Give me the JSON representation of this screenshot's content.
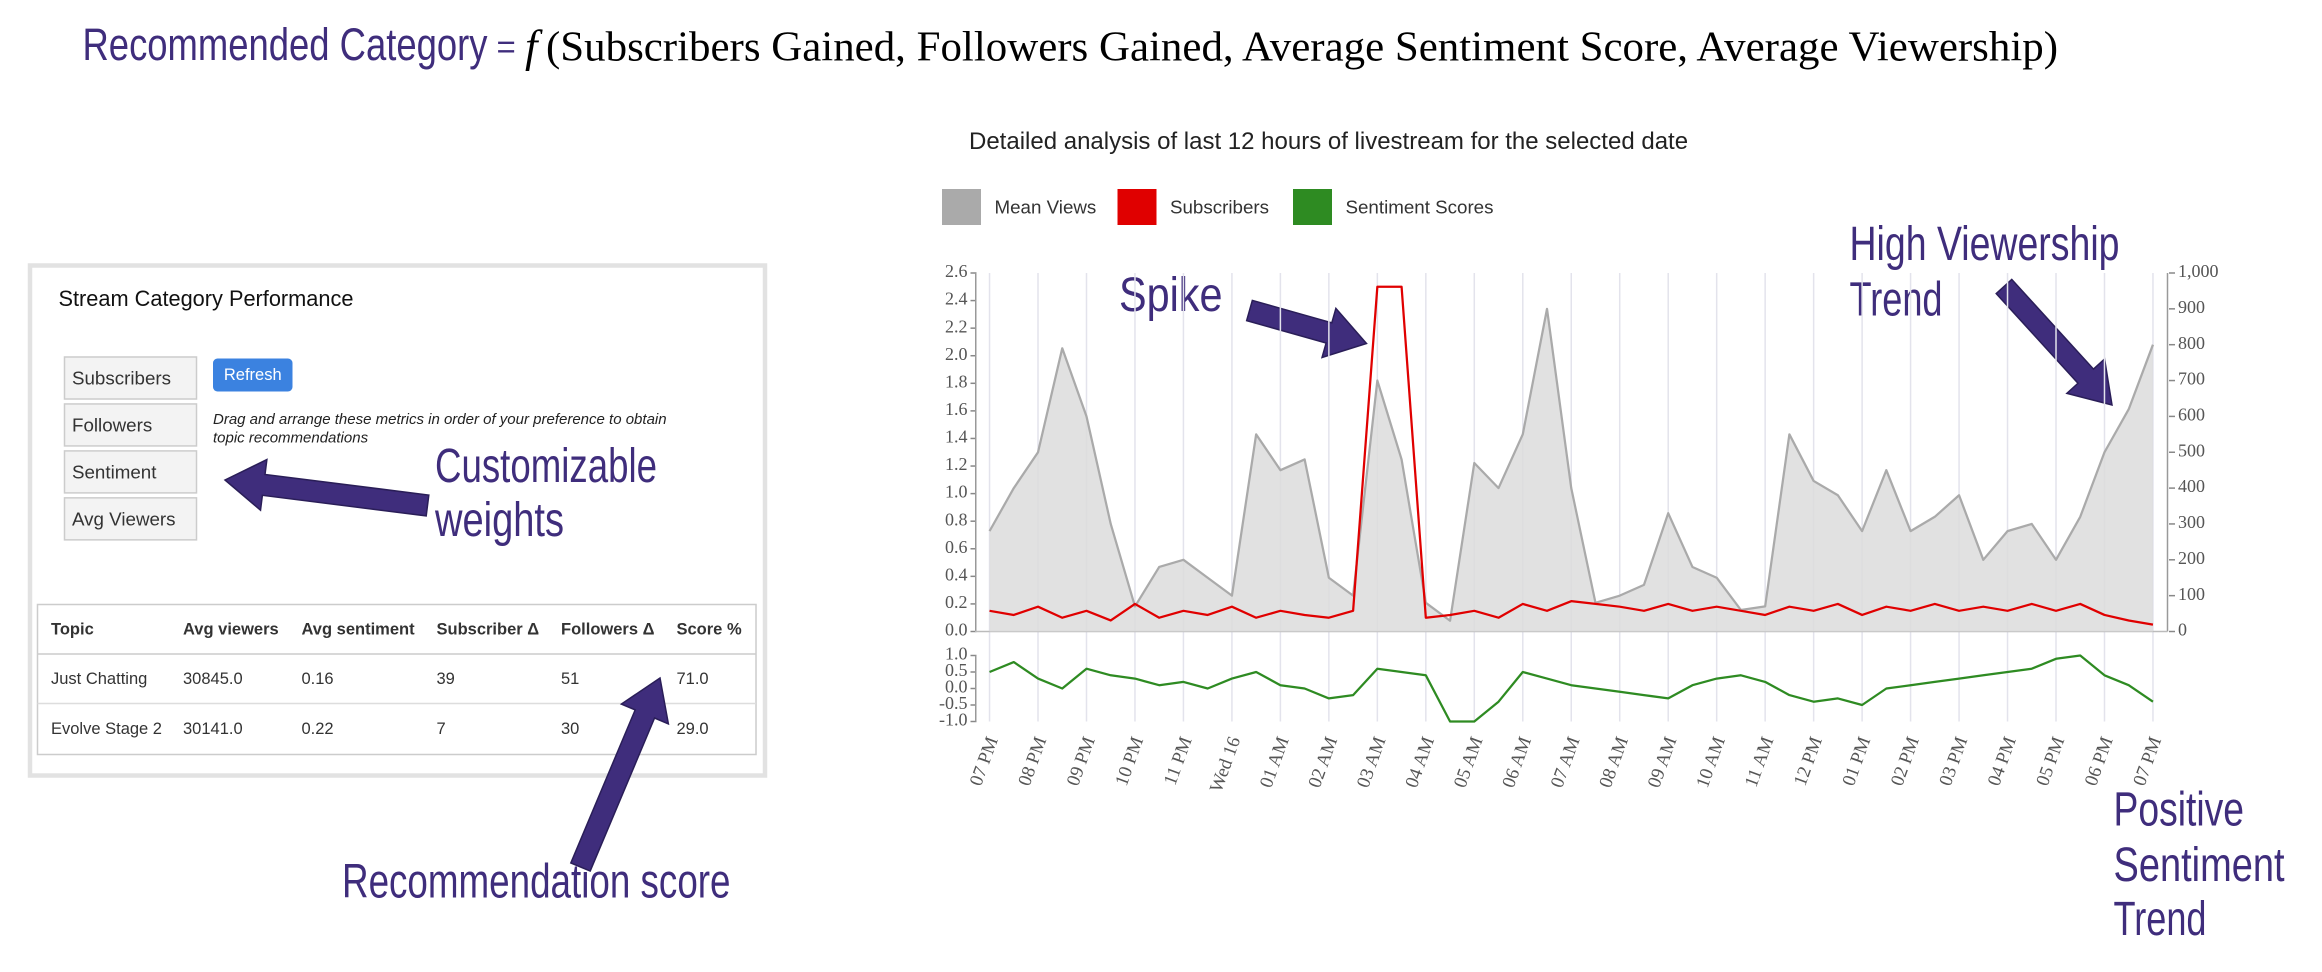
{
  "header": {
    "title": "Recommended Category",
    "equals": "=",
    "function": "f",
    "arguments": "(Subscribers Gained, Followers Gained, Average Sentiment Score, Average Viewership)"
  },
  "panel": {
    "title": "Stream Category Performance",
    "metrics": [
      "Subscribers",
      "Followers",
      "Sentiment",
      "Avg Viewers"
    ],
    "button": "Refresh",
    "instructions": [
      "Drag and arrange these metrics in order of your preference to obtain",
      "topic recommendations"
    ]
  },
  "table": {
    "columns": [
      "Topic",
      "Avg viewers",
      "Avg sentiment",
      "Subscriber Δ",
      "Followers Δ",
      "Score %"
    ],
    "rows": [
      [
        "Just Chatting",
        "30845.0",
        "0.16",
        "39",
        "51",
        "71.0"
      ],
      [
        "Evolve Stage 2",
        "30141.0",
        "0.22",
        "7",
        "30",
        "29.0"
      ]
    ]
  },
  "annotations": {
    "weights": [
      "Customizable",
      "weights"
    ],
    "score": "Recommendation score",
    "spike": "Spike",
    "viewership": [
      "High Viewership",
      "Trend"
    ],
    "sentiment": [
      "Positive",
      "Sentiment",
      "Trend"
    ]
  },
  "chart_data": {
    "type": "line",
    "title": "Detailed analysis of last 12 hours of livestream for the selected date",
    "grid": "x",
    "x": [
      0,
      0.5,
      1,
      1.5,
      2,
      2.5,
      3,
      3.5,
      4,
      4.5,
      5,
      5.5,
      6,
      6.5,
      7,
      7.5,
      8,
      8.5,
      9,
      9.5,
      10,
      10.5,
      11,
      11.5,
      12,
      12.5,
      13,
      13.5,
      14,
      14.5,
      15,
      15.5,
      16,
      16.5,
      17,
      17.5,
      18,
      18.5,
      19,
      19.5,
      20,
      20.5,
      21,
      21.5,
      22,
      22.5,
      23,
      23.5,
      24
    ],
    "xlim": [
      -0.3,
      24.3
    ],
    "xticks": [
      {
        "value": 0,
        "label": "07 PM"
      },
      {
        "value": 1,
        "label": "08 PM"
      },
      {
        "value": 2,
        "label": "09 PM"
      },
      {
        "value": 3,
        "label": "10 PM"
      },
      {
        "value": 4,
        "label": "11 PM"
      },
      {
        "value": 5,
        "label": "Wed 16"
      },
      {
        "value": 6,
        "label": "01 AM"
      },
      {
        "value": 7,
        "label": "02 AM"
      },
      {
        "value": 8,
        "label": "03 AM"
      },
      {
        "value": 9,
        "label": "04 AM"
      },
      {
        "value": 10,
        "label": "05 AM"
      },
      {
        "value": 11,
        "label": "06 AM"
      },
      {
        "value": 12,
        "label": "07 AM"
      },
      {
        "value": 13,
        "label": "08 AM"
      },
      {
        "value": 14,
        "label": "09 AM"
      },
      {
        "value": 15,
        "label": "10 AM"
      },
      {
        "value": 16,
        "label": "11 AM"
      },
      {
        "value": 17,
        "label": "12 PM"
      },
      {
        "value": 18,
        "label": "01 PM"
      },
      {
        "value": 19,
        "label": "02 PM"
      },
      {
        "value": 20,
        "label": "03 PM"
      },
      {
        "value": 21,
        "label": "04 PM"
      },
      {
        "value": 22,
        "label": "05 PM"
      },
      {
        "value": 23,
        "label": "06 PM"
      },
      {
        "value": 24,
        "label": "07 PM"
      }
    ],
    "ylim": [
      0,
      2.6
    ],
    "yticks": [
      {
        "value": 0,
        "label": "0.0"
      },
      0.2,
      0.4,
      0.6,
      0.8,
      {
        "value": 1,
        "label": "1.0"
      },
      1.2,
      1.4,
      1.6,
      1.8,
      {
        "value": 2,
        "label": "2.0"
      },
      2.2,
      2.4,
      2.6
    ],
    "y2lim": [
      0,
      1000
    ],
    "y2ticks": [
      0,
      100,
      200,
      300,
      400,
      500,
      600,
      700,
      800,
      900,
      {
        "value": 1000,
        "label": "1,000"
      }
    ],
    "y3lim": [
      -1,
      1
    ],
    "y3ticks": [
      {
        "value": -1,
        "label": "-1.0"
      },
      -0.5,
      {
        "value": 0,
        "label": "0.0"
      },
      0.5,
      {
        "value": 1,
        "label": "1.0"
      }
    ],
    "series": [
      {
        "name": "Mean Views",
        "color": "#aaaaaa",
        "axis": "y2",
        "values": [
          280,
          400,
          500,
          790,
          600,
          300,
          70,
          180,
          200,
          150,
          100,
          550,
          450,
          480,
          150,
          100,
          700,
          480,
          80,
          30,
          470,
          400,
          550,
          900,
          400,
          80,
          100,
          130,
          330,
          180,
          150,
          60,
          70,
          550,
          420,
          380,
          280,
          450,
          280,
          320,
          380,
          200,
          280,
          300,
          200,
          320,
          500,
          620,
          800
        ]
      },
      {
        "name": "Subscribers",
        "color": "#e00000",
        "axis": "y",
        "values": [
          0.15,
          0.12,
          0.18,
          0.1,
          0.15,
          0.08,
          0.2,
          0.1,
          0.15,
          0.12,
          0.18,
          0.1,
          0.15,
          0.12,
          0.1,
          0.15,
          2.5,
          2.5,
          0.1,
          0.12,
          0.15,
          0.1,
          0.2,
          0.15,
          0.22,
          0.2,
          0.18,
          0.15,
          0.2,
          0.15,
          0.18,
          0.15,
          0.12,
          0.18,
          0.15,
          0.2,
          0.12,
          0.18,
          0.15,
          0.2,
          0.15,
          0.18,
          0.15,
          0.2,
          0.15,
          0.2,
          0.12,
          0.08,
          0.05
        ]
      },
      {
        "name": "Sentiment Scores",
        "color": "#2e8b22",
        "axis": "y3",
        "values": [
          0.5,
          0.8,
          0.3,
          0,
          0.6,
          0.4,
          0.3,
          0.1,
          0.2,
          0,
          0.3,
          0.5,
          0.1,
          0,
          -0.3,
          -0.2,
          0.6,
          0.5,
          0.4,
          -1,
          -1,
          -0.4,
          0.5,
          0.3,
          0.1,
          0,
          -0.1,
          -0.2,
          -0.3,
          0.1,
          0.3,
          0.4,
          0.2,
          -0.2,
          -0.4,
          -0.3,
          -0.5,
          0,
          0.1,
          0.2,
          0.3,
          0.4,
          0.5,
          0.6,
          0.9,
          1,
          0.4,
          0.1,
          -0.4
        ]
      }
    ]
  }
}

**INSTRUCTION:** Write out the material above once more, exactly as it reads, with no pictures.

**WRITTEN RESPONSE:**
Give me the JSON representation of this screenshot's content.
{
  "header": {
    "title": "Recommended Category",
    "equals": "=",
    "function": "f",
    "arguments": "(Subscribers Gained, Followers Gained, Average Sentiment Score, Average Viewership)"
  },
  "panel": {
    "title": "Stream Category Performance",
    "metrics": [
      "Subscribers",
      "Followers",
      "Sentiment",
      "Avg Viewers"
    ],
    "button": "Refresh",
    "instructions": [
      "Drag and arrange these metrics in order of your preference to obtain",
      "topic recommendations"
    ]
  },
  "table": {
    "columns": [
      "Topic",
      "Avg viewers",
      "Avg sentiment",
      "Subscriber Δ",
      "Followers Δ",
      "Score %"
    ],
    "rows": [
      [
        "Just Chatting",
        "30845.0",
        "0.16",
        "39",
        "51",
        "71.0"
      ],
      [
        "Evolve Stage 2",
        "30141.0",
        "0.22",
        "7",
        "30",
        "29.0"
      ]
    ]
  },
  "annotations": {
    "weights": [
      "Customizable",
      "weights"
    ],
    "score": "Recommendation score",
    "spike": "Spike",
    "viewership": [
      "High Viewership",
      "Trend"
    ],
    "sentiment": [
      "Positive",
      "Sentiment",
      "Trend"
    ]
  },
  "chart_data": {
    "type": "line",
    "title": "Detailed analysis of last 12 hours of livestream for the selected date",
    "grid": "x",
    "x": [
      0,
      0.5,
      1,
      1.5,
      2,
      2.5,
      3,
      3.5,
      4,
      4.5,
      5,
      5.5,
      6,
      6.5,
      7,
      7.5,
      8,
      8.5,
      9,
      9.5,
      10,
      10.5,
      11,
      11.5,
      12,
      12.5,
      13,
      13.5,
      14,
      14.5,
      15,
      15.5,
      16,
      16.5,
      17,
      17.5,
      18,
      18.5,
      19,
      19.5,
      20,
      20.5,
      21,
      21.5,
      22,
      22.5,
      23,
      23.5,
      24
    ],
    "xlim": [
      -0.3,
      24.3
    ],
    "xticks": [
      {
        "value": 0,
        "label": "07 PM"
      },
      {
        "value": 1,
        "label": "08 PM"
      },
      {
        "value": 2,
        "label": "09 PM"
      },
      {
        "value": 3,
        "label": "10 PM"
      },
      {
        "value": 4,
        "label": "11 PM"
      },
      {
        "value": 5,
        "label": "Wed 16"
      },
      {
        "value": 6,
        "label": "01 AM"
      },
      {
        "value": 7,
        "label": "02 AM"
      },
      {
        "value": 8,
        "label": "03 AM"
      },
      {
        "value": 9,
        "label": "04 AM"
      },
      {
        "value": 10,
        "label": "05 AM"
      },
      {
        "value": 11,
        "label": "06 AM"
      },
      {
        "value": 12,
        "label": "07 AM"
      },
      {
        "value": 13,
        "label": "08 AM"
      },
      {
        "value": 14,
        "label": "09 AM"
      },
      {
        "value": 15,
        "label": "10 AM"
      },
      {
        "value": 16,
        "label": "11 AM"
      },
      {
        "value": 17,
        "label": "12 PM"
      },
      {
        "value": 18,
        "label": "01 PM"
      },
      {
        "value": 19,
        "label": "02 PM"
      },
      {
        "value": 20,
        "label": "03 PM"
      },
      {
        "value": 21,
        "label": "04 PM"
      },
      {
        "value": 22,
        "label": "05 PM"
      },
      {
        "value": 23,
        "label": "06 PM"
      },
      {
        "value": 24,
        "label": "07 PM"
      }
    ],
    "ylim": [
      0,
      2.6
    ],
    "yticks": [
      {
        "value": 0,
        "label": "0.0"
      },
      0.2,
      0.4,
      0.6,
      0.8,
      {
        "value": 1,
        "label": "1.0"
      },
      1.2,
      1.4,
      1.6,
      1.8,
      {
        "value": 2,
        "label": "2.0"
      },
      2.2,
      2.4,
      2.6
    ],
    "y2lim": [
      0,
      1000
    ],
    "y2ticks": [
      0,
      100,
      200,
      300,
      400,
      500,
      600,
      700,
      800,
      900,
      {
        "value": 1000,
        "label": "1,000"
      }
    ],
    "y3lim": [
      -1,
      1
    ],
    "y3ticks": [
      {
        "value": -1,
        "label": "-1.0"
      },
      -0.5,
      {
        "value": 0,
        "label": "0.0"
      },
      0.5,
      {
        "value": 1,
        "label": "1.0"
      }
    ],
    "series": [
      {
        "name": "Mean Views",
        "color": "#aaaaaa",
        "axis": "y2",
        "values": [
          280,
          400,
          500,
          790,
          600,
          300,
          70,
          180,
          200,
          150,
          100,
          550,
          450,
          480,
          150,
          100,
          700,
          480,
          80,
          30,
          470,
          400,
          550,
          900,
          400,
          80,
          100,
          130,
          330,
          180,
          150,
          60,
          70,
          550,
          420,
          380,
          280,
          450,
          280,
          320,
          380,
          200,
          280,
          300,
          200,
          320,
          500,
          620,
          800
        ]
      },
      {
        "name": "Subscribers",
        "color": "#e00000",
        "axis": "y",
        "values": [
          0.15,
          0.12,
          0.18,
          0.1,
          0.15,
          0.08,
          0.2,
          0.1,
          0.15,
          0.12,
          0.18,
          0.1,
          0.15,
          0.12,
          0.1,
          0.15,
          2.5,
          2.5,
          0.1,
          0.12,
          0.15,
          0.1,
          0.2,
          0.15,
          0.22,
          0.2,
          0.18,
          0.15,
          0.2,
          0.15,
          0.18,
          0.15,
          0.12,
          0.18,
          0.15,
          0.2,
          0.12,
          0.18,
          0.15,
          0.2,
          0.15,
          0.18,
          0.15,
          0.2,
          0.15,
          0.2,
          0.12,
          0.08,
          0.05
        ]
      },
      {
        "name": "Sentiment Scores",
        "color": "#2e8b22",
        "axis": "y3",
        "values": [
          0.5,
          0.8,
          0.3,
          0,
          0.6,
          0.4,
          0.3,
          0.1,
          0.2,
          0,
          0.3,
          0.5,
          0.1,
          0,
          -0.3,
          -0.2,
          0.6,
          0.5,
          0.4,
          -1,
          -1,
          -0.4,
          0.5,
          0.3,
          0.1,
          0,
          -0.1,
          -0.2,
          -0.3,
          0.1,
          0.3,
          0.4,
          0.2,
          -0.2,
          -0.4,
          -0.3,
          -0.5,
          0,
          0.1,
          0.2,
          0.3,
          0.4,
          0.5,
          0.6,
          0.9,
          1,
          0.4,
          0.1,
          -0.4
        ]
      }
    ]
  }
}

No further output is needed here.